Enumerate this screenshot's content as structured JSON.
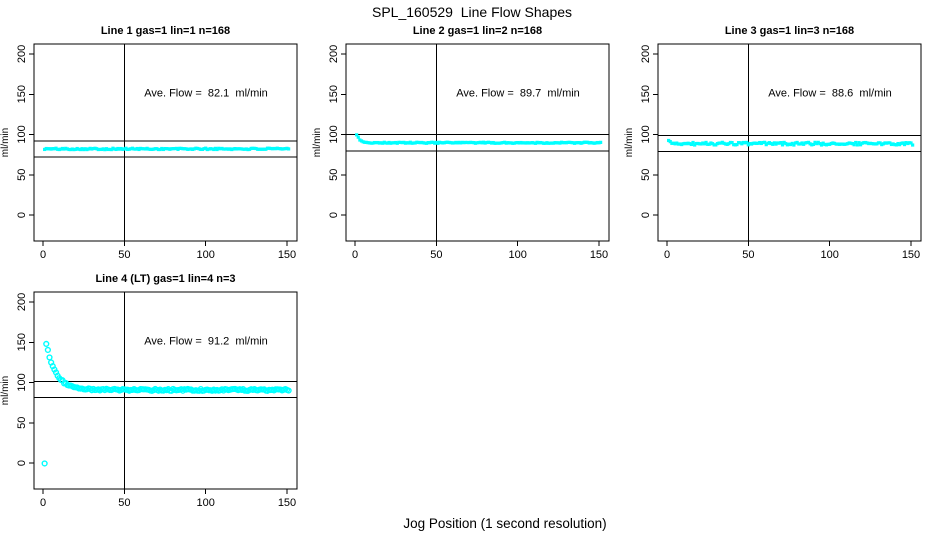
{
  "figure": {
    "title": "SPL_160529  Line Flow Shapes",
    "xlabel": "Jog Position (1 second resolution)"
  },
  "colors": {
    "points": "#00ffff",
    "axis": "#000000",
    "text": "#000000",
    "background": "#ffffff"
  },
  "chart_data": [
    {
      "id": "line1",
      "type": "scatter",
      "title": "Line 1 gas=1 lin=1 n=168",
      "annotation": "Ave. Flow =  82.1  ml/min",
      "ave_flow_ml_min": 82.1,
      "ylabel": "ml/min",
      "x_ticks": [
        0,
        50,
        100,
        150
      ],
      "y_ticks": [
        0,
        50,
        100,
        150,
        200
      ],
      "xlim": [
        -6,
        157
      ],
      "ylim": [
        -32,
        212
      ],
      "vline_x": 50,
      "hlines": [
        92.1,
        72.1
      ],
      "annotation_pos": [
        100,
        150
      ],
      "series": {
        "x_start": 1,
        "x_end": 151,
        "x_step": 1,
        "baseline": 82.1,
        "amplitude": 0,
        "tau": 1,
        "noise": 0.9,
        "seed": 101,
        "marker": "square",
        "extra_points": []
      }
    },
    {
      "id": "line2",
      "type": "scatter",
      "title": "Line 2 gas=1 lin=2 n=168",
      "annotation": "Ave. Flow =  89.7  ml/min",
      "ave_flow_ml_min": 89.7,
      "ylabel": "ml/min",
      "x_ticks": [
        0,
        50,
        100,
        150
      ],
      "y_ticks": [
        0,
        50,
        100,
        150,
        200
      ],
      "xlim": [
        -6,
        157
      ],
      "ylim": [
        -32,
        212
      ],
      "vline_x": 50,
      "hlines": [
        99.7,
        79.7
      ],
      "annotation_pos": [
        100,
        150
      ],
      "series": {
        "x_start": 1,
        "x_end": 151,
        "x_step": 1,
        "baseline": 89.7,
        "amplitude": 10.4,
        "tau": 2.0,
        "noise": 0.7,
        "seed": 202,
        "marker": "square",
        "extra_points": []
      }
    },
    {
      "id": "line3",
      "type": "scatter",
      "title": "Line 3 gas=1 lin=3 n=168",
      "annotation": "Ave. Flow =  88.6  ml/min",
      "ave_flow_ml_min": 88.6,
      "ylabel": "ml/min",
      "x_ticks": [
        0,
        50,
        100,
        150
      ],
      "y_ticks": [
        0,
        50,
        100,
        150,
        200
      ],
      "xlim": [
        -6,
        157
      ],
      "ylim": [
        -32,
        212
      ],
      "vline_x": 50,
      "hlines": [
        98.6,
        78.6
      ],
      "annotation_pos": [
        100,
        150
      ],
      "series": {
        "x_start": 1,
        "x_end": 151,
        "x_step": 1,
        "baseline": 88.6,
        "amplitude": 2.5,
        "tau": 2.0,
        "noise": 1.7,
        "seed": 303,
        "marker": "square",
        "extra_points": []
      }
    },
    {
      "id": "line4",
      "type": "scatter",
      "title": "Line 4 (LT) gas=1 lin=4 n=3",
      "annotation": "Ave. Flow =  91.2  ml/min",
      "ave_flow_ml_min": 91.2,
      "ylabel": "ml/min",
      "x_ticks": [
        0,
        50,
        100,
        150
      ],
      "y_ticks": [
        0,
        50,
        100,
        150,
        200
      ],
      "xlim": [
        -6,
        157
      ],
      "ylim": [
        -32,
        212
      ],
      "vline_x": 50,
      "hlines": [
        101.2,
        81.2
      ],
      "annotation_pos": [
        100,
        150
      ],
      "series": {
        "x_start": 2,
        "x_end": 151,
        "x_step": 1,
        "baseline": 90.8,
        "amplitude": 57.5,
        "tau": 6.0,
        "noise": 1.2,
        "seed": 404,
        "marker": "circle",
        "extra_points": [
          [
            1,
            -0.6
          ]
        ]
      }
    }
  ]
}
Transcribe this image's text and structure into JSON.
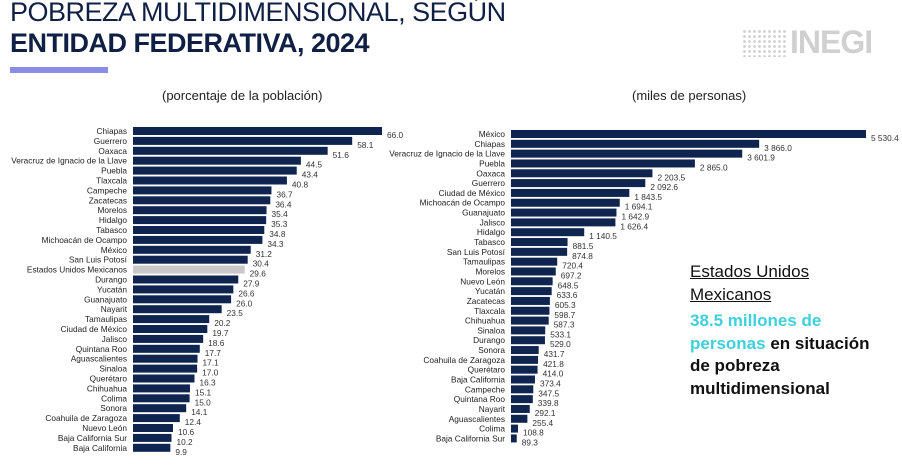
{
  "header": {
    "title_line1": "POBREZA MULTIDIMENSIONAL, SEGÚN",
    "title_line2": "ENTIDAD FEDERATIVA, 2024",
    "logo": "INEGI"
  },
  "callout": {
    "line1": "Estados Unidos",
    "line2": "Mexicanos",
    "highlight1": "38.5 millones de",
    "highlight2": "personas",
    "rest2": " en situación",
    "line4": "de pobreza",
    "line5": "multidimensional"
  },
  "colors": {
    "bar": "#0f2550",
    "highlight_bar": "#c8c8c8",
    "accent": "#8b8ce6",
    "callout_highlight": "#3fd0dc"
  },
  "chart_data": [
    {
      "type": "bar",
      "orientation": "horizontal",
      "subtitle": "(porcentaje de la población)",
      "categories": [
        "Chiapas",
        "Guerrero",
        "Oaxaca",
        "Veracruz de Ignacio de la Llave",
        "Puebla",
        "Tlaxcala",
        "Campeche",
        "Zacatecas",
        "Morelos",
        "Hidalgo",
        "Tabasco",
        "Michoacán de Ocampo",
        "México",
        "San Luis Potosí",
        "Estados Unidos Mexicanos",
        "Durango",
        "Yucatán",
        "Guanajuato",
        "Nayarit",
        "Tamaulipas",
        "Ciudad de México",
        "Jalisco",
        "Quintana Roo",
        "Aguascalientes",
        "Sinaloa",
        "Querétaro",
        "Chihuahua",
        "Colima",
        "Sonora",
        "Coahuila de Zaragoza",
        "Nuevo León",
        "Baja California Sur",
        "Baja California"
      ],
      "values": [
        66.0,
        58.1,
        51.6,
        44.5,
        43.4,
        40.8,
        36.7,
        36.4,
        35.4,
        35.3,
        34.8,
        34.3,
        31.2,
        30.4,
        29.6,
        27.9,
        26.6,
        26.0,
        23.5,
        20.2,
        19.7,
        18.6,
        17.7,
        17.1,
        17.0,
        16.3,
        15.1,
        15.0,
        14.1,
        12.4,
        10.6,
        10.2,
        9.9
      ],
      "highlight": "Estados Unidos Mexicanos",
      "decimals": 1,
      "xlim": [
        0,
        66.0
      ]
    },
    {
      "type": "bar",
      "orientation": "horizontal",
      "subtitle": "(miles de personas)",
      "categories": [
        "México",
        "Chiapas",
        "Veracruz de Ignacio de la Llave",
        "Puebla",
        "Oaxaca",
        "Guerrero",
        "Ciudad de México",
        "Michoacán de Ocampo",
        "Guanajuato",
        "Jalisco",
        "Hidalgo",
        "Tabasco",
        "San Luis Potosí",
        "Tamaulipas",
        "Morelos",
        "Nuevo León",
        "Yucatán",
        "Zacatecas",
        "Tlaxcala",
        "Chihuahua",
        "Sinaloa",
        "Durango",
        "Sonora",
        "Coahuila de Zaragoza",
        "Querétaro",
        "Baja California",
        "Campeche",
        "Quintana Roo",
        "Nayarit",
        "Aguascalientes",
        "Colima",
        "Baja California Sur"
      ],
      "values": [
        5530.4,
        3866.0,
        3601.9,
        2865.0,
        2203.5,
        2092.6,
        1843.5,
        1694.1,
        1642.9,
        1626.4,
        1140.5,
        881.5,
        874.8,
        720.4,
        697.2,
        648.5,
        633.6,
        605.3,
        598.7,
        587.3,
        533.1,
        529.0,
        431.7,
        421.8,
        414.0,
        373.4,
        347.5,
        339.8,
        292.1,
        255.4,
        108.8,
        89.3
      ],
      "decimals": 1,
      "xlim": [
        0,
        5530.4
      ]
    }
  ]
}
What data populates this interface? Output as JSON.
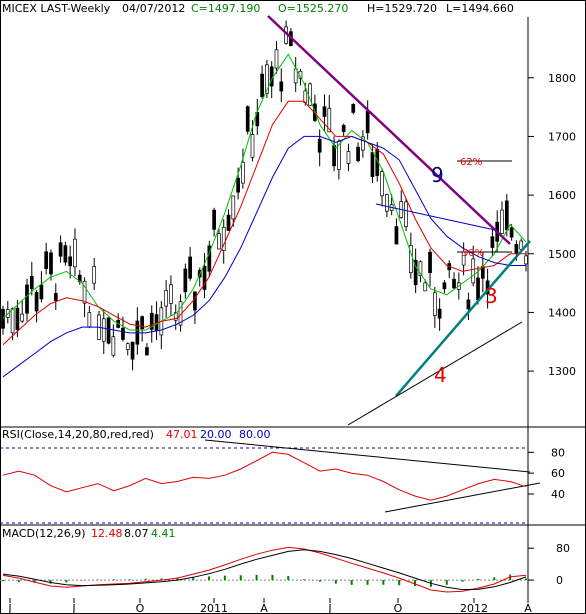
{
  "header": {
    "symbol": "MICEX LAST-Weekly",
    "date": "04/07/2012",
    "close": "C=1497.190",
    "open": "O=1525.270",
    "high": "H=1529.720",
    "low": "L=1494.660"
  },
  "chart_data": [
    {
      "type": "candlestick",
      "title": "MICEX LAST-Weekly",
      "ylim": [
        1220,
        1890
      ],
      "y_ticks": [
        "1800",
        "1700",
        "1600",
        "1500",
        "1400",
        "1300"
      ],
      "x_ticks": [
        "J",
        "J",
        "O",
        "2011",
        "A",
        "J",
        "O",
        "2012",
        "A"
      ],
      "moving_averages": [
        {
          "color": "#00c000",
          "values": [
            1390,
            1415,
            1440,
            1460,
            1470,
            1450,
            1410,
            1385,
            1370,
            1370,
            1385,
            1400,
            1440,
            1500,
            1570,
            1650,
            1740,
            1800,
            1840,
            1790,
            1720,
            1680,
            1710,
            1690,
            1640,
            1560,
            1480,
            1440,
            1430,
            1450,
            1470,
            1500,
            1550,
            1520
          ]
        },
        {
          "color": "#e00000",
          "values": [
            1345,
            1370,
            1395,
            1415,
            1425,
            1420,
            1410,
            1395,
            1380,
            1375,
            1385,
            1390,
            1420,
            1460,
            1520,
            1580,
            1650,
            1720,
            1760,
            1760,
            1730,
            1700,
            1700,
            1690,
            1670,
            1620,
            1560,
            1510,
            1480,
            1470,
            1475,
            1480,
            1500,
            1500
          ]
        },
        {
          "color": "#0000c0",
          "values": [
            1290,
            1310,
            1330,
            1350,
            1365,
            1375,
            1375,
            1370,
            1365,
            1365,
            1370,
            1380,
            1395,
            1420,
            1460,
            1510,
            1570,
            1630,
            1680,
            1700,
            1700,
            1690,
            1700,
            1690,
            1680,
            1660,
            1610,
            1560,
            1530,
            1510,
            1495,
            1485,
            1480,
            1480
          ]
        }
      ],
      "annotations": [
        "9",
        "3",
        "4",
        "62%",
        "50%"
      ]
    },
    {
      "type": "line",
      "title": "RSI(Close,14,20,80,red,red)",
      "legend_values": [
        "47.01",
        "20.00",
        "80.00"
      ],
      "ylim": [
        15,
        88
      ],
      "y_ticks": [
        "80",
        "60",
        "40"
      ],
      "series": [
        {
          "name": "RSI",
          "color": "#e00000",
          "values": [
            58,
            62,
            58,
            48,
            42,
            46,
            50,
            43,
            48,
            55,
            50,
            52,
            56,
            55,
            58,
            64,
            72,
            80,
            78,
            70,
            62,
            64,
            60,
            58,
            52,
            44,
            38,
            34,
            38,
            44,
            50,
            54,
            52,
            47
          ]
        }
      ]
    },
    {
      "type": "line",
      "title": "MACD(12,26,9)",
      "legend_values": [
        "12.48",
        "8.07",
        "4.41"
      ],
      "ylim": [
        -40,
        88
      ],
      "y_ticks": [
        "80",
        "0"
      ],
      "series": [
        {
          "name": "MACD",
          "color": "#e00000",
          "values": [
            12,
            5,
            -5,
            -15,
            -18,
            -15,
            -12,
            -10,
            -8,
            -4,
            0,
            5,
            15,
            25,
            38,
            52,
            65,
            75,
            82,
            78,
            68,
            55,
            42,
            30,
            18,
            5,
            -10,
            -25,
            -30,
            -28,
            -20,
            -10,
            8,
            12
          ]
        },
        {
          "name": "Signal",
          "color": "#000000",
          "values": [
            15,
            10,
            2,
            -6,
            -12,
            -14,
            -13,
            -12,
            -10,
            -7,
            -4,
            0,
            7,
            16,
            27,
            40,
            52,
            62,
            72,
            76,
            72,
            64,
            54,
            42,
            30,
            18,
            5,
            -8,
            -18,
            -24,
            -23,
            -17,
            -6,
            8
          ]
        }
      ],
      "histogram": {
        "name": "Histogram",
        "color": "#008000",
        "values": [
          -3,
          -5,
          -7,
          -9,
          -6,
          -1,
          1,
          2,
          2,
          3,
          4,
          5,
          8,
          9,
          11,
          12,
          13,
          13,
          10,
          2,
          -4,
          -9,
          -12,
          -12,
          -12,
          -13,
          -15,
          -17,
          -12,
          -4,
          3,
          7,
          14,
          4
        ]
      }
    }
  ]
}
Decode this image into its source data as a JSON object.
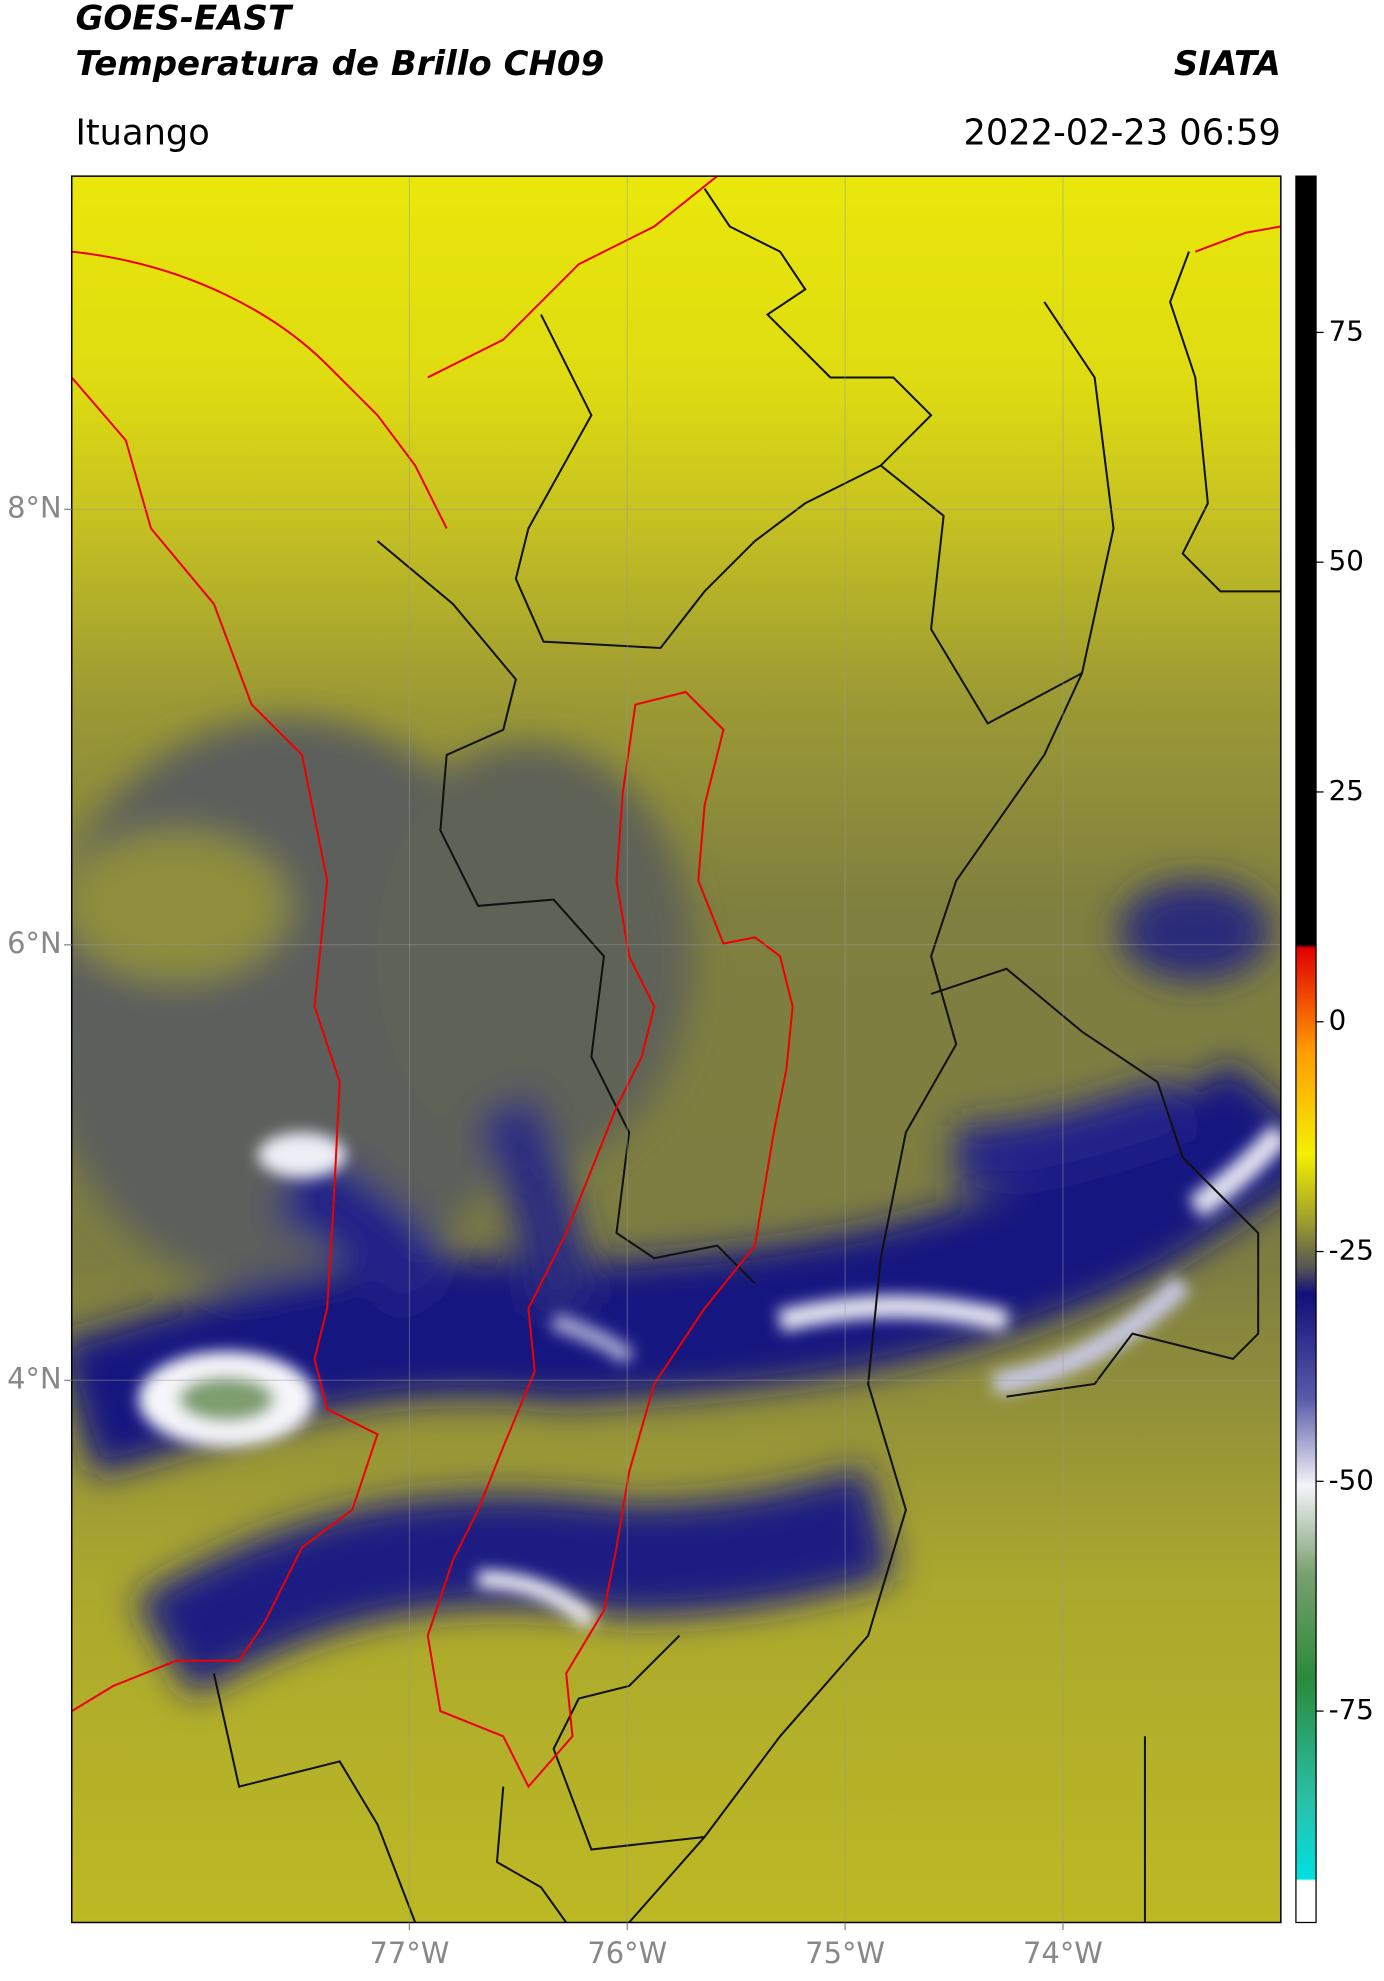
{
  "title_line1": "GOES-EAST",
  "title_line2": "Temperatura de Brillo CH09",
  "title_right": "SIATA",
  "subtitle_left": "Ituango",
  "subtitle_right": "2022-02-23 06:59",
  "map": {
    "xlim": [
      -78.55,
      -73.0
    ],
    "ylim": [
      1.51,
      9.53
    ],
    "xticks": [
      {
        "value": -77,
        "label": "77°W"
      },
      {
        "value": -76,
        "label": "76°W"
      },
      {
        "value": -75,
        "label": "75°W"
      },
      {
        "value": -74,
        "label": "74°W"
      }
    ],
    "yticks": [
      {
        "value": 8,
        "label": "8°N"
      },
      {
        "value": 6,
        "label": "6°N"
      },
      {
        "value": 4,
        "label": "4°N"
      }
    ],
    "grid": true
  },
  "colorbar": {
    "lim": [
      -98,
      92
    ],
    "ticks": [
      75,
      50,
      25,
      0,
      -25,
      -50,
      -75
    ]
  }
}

Exercise directions: Give the count of lines holding the word "Baja" and nothing more.

Problem solution: 4